━━━━━ Material do exercício

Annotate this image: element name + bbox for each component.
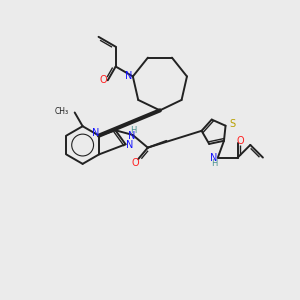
Text: O: O (237, 136, 244, 146)
Text: H: H (211, 159, 217, 168)
Text: CH₃: CH₃ (55, 107, 69, 116)
Text: N: N (126, 140, 133, 150)
Text: N: N (210, 152, 218, 163)
Text: H: H (130, 126, 137, 135)
Text: S: S (230, 119, 236, 129)
Text: N: N (125, 71, 133, 82)
Text: N: N (92, 128, 100, 138)
Text: O: O (99, 75, 106, 85)
Text: O: O (131, 158, 139, 168)
Text: N: N (128, 131, 135, 141)
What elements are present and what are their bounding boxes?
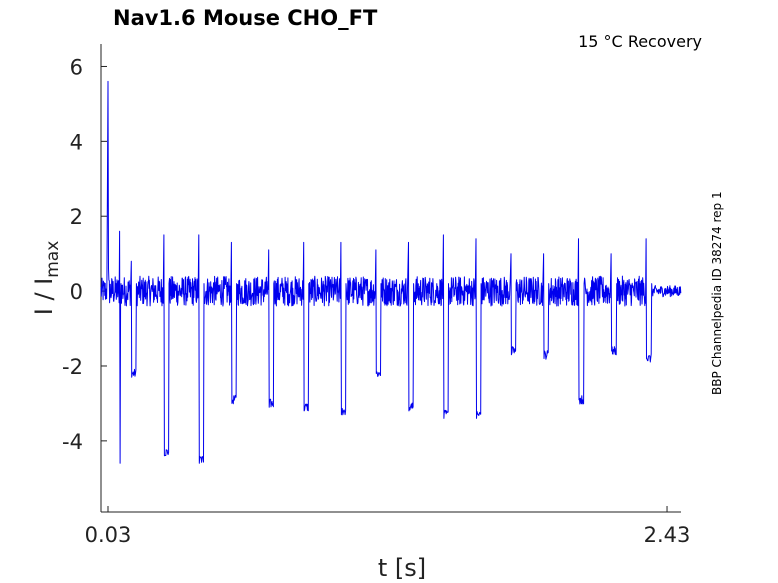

━━━━━━━━━━

# [Instrução escrita]
Você pode reescrever todo o material substituindo "bbox" por "bounding box", sem mudar mais nada e deixando as imagens de fora?

# [Resposta completa]
Annotate this image: element name + bounding box for each component.
Text: O: O (237, 136, 244, 146)
Text: H: H (211, 159, 217, 168)
Text: CH₃: CH₃ (55, 107, 69, 116)
Text: N: N (126, 140, 133, 150)
Text: N: N (210, 152, 218, 163)
Text: H: H (130, 126, 137, 135)
Text: S: S (230, 119, 236, 129)
Text: N: N (125, 71, 133, 82)
Text: N: N (92, 128, 100, 138)
Text: O: O (99, 75, 106, 85)
Text: O: O (131, 158, 139, 168)
Text: N: N (128, 131, 135, 141)
What elements are present and what are their bounding boxes?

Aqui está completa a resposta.